* [Problem to solve]: Take the material below and retype it in full; pictures are left out.

Entries from a visual dataset:
::::::::::

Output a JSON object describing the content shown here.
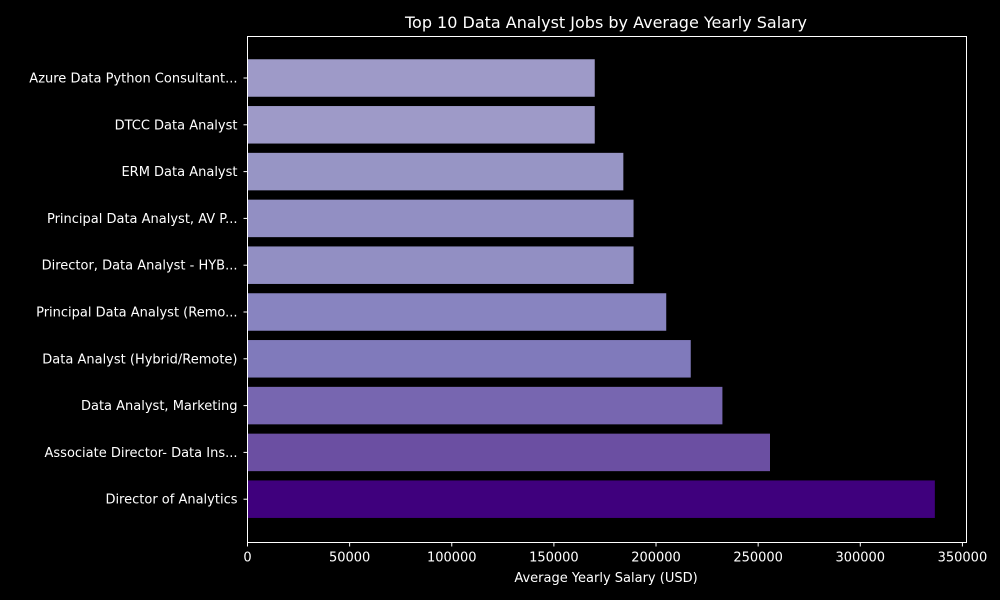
{
  "chart_data": {
    "type": "bar",
    "orientation": "horizontal",
    "title": "Top 10 Data Analyst Jobs by Average Yearly Salary",
    "xlabel": "Average Yearly Salary (USD)",
    "ylabel": "",
    "xlim": [
      0,
      352000
    ],
    "xticks": [
      "0",
      "50000",
      "100000",
      "150000",
      "200000",
      "250000",
      "300000",
      "350000"
    ],
    "grid": false,
    "background": "#000000",
    "categories": [
      "Azure Data Python Consultant...",
      "DTCC Data Analyst",
      "ERM Data Analyst",
      "Principal Data Analyst, AV P...",
      "Director, Data Analyst - HYB...",
      "Principal Data Analyst (Remo...",
      "Data Analyst (Hybrid/Remote)",
      "Data Analyst, Marketing",
      "Associate Director- Data Ins...",
      "Director of Analytics"
    ],
    "values": [
      170000,
      170000,
      184000,
      189000,
      189000,
      205000,
      217000,
      232500,
      255800,
      336500
    ],
    "colors": [
      "#9e9ac8",
      "#9e9ac8",
      "#9795c5",
      "#928fc3",
      "#928fc3",
      "#8884c0",
      "#807abb",
      "#7766b0",
      "#6b4fa2",
      "#3f007d"
    ]
  }
}
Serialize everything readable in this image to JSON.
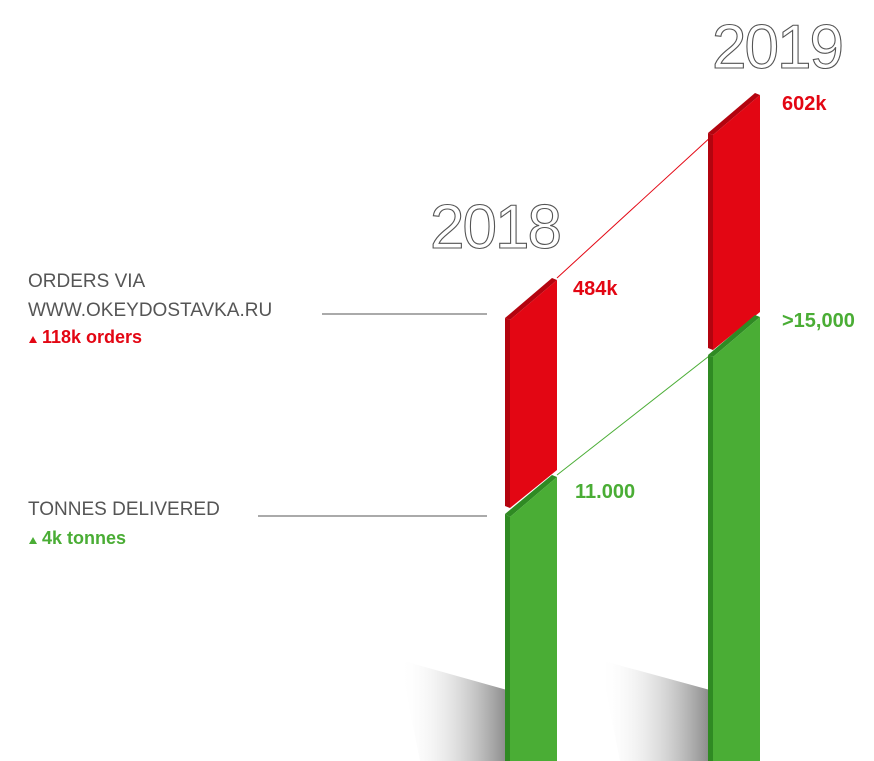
{
  "years": [
    "2018",
    "2019"
  ],
  "orders": {
    "label_lines": [
      "ORDERS VIA",
      "WWW.OKEYDOSTAVKA.RU"
    ],
    "change": "118k orders",
    "value_2018": "484k",
    "value_2019": "602k"
  },
  "tonnes": {
    "label": "TONNES DELIVERED",
    "change": "4k tonnes",
    "value_2018": "11.000",
    "value_2019": ">15,000"
  }
}
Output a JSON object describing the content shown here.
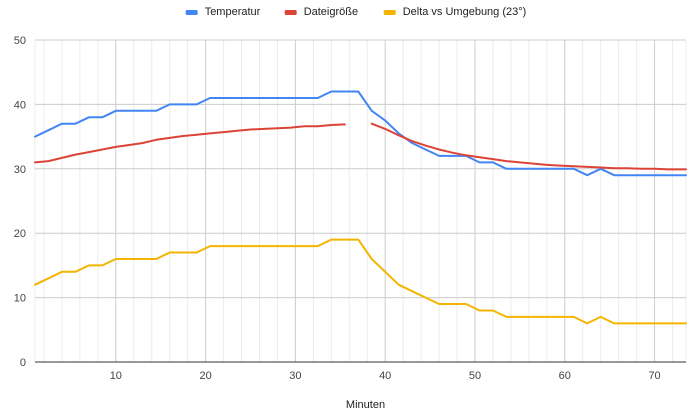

::::::::::

* [Result]:
Output a JSON object describing the content shown here.
{
  "chart_data": {
    "type": "bar",
    "orientation": "horizontal",
    "title": "Top 10 Data Analyst Jobs by Average Yearly Salary",
    "xlabel": "Average Yearly Salary (USD)",
    "ylabel": "",
    "xlim": [
      0,
      352000
    ],
    "xticks": [
      "0",
      "50000",
      "100000",
      "150000",
      "200000",
      "250000",
      "300000",
      "350000"
    ],
    "grid": false,
    "background": "#000000",
    "categories": [
      "Azure Data Python Consultant...",
      "DTCC Data Analyst",
      "ERM Data Analyst",
      "Principal Data Analyst, AV P...",
      "Director, Data Analyst - HYB...",
      "Principal Data Analyst (Remo...",
      "Data Analyst (Hybrid/Remote)",
      "Data Analyst, Marketing",
      "Associate Director- Data Ins...",
      "Director of Analytics"
    ],
    "values": [
      170000,
      170000,
      184000,
      189000,
      189000,
      205000,
      217000,
      232500,
      255800,
      336500
    ],
    "colors": [
      "#9e9ac8",
      "#9e9ac8",
      "#9795c5",
      "#928fc3",
      "#928fc3",
      "#8884c0",
      "#807abb",
      "#7766b0",
      "#6b4fa2",
      "#3f007d"
    ]
  }
}
Serialize everything readable in this image to JSON.
{
  "years": [
    "2018",
    "2019"
  ],
  "orders": {
    "label_lines": [
      "ORDERS VIA",
      "WWW.OKEYDOSTAVKA.RU"
    ],
    "change": "118k orders",
    "value_2018": "484k",
    "value_2019": "602k"
  },
  "tonnes": {
    "label": "TONNES DELIVERED",
    "change": "4k tonnes",
    "value_2018": "11.000",
    "value_2019": ">15,000"
  }
}
Output a JSON object describing the content shown here.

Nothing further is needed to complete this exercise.